● **Problem to work on**:
Don't copy the pictures; return every other part of the records exactly.

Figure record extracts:
#####

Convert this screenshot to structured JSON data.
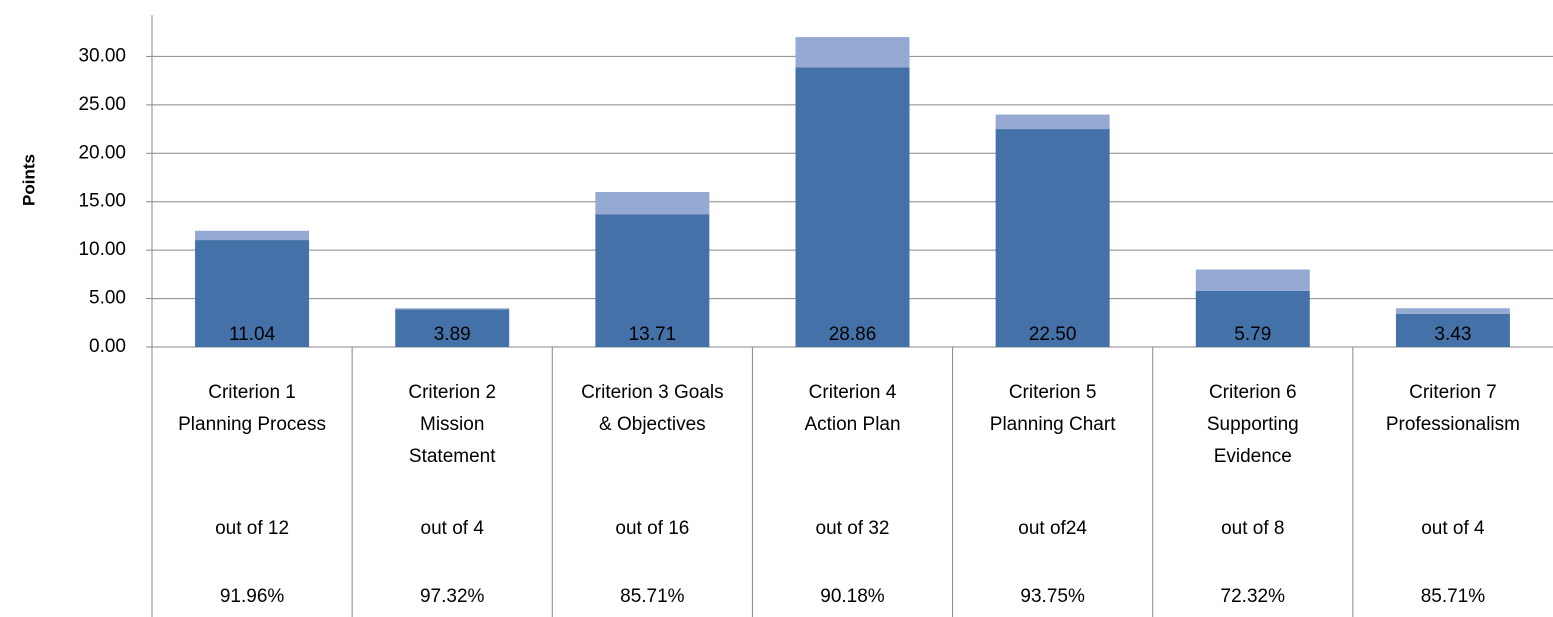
{
  "chart_data": {
    "type": "stacked_bar",
    "y_label": "Points",
    "categories": [
      [
        "Criterion 1",
        "Planning Process"
      ],
      [
        "Criterion 2",
        "Mission",
        "Statement"
      ],
      [
        "Criterion 3 Goals",
        "& Objectives"
      ],
      [
        "Criterion 4",
        "Action Plan"
      ],
      [
        "Criterion 5",
        "Planning Chart"
      ],
      [
        "Criterion 6",
        "Supporting",
        "Evidence"
      ],
      [
        "Criterion 7",
        "Professionalism"
      ]
    ],
    "out_of": [
      "out of 12",
      "out of 4",
      "out of 16",
      "out of 32",
      "out of24",
      "out of 8",
      "out of 4"
    ],
    "percent": [
      "91.96%",
      "97.32%",
      "85.71%",
      "90.18%",
      "93.75%",
      "72.32%",
      "85.71%"
    ],
    "series": [
      {
        "color": "#4472a8",
        "values": [
          11.04,
          3.89,
          13.71,
          28.86,
          22.5,
          5.79,
          3.43
        ],
        "value_labels": [
          "11.04",
          "3.89",
          "13.71",
          "28.86",
          "22.50",
          "5.79",
          "3.43"
        ]
      },
      {
        "color": "#95a9d3",
        "values": [
          0.96,
          0.11,
          2.29,
          3.14,
          1.5,
          2.21,
          0.57
        ]
      }
    ],
    "ylim": [
      0,
      35
    ],
    "yticks": [
      {
        "value": 0,
        "label": "0.00"
      },
      {
        "value": 5,
        "label": "5.00"
      },
      {
        "value": 10,
        "label": "10.00"
      },
      {
        "value": 15,
        "label": "15.00"
      },
      {
        "value": 20,
        "label": "20.00"
      },
      {
        "value": 25,
        "label": "25.00"
      },
      {
        "value": 30,
        "label": "30.00"
      }
    ],
    "grid": true
  }
}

#####

● **Written answer**:
Convert this screenshot to structured JSON data.
{
  "chart_data": {
    "type": "stacked_bar",
    "y_label": "Points",
    "categories": [
      [
        "Criterion 1",
        "Planning Process"
      ],
      [
        "Criterion 2",
        "Mission",
        "Statement"
      ],
      [
        "Criterion 3 Goals",
        "& Objectives"
      ],
      [
        "Criterion 4",
        "Action Plan"
      ],
      [
        "Criterion 5",
        "Planning Chart"
      ],
      [
        "Criterion 6",
        "Supporting",
        "Evidence"
      ],
      [
        "Criterion 7",
        "Professionalism"
      ]
    ],
    "out_of": [
      "out of 12",
      "out of 4",
      "out of 16",
      "out of 32",
      "out of24",
      "out of 8",
      "out of 4"
    ],
    "percent": [
      "91.96%",
      "97.32%",
      "85.71%",
      "90.18%",
      "93.75%",
      "72.32%",
      "85.71%"
    ],
    "series": [
      {
        "color": "#4472a8",
        "values": [
          11.04,
          3.89,
          13.71,
          28.86,
          22.5,
          5.79,
          3.43
        ],
        "value_labels": [
          "11.04",
          "3.89",
          "13.71",
          "28.86",
          "22.50",
          "5.79",
          "3.43"
        ]
      },
      {
        "color": "#95a9d3",
        "values": [
          0.96,
          0.11,
          2.29,
          3.14,
          1.5,
          2.21,
          0.57
        ]
      }
    ],
    "ylim": [
      0,
      35
    ],
    "yticks": [
      {
        "value": 0,
        "label": "0.00"
      },
      {
        "value": 5,
        "label": "5.00"
      },
      {
        "value": 10,
        "label": "10.00"
      },
      {
        "value": 15,
        "label": "15.00"
      },
      {
        "value": 20,
        "label": "20.00"
      },
      {
        "value": 25,
        "label": "25.00"
      },
      {
        "value": 30,
        "label": "30.00"
      }
    ],
    "grid": true
  }
}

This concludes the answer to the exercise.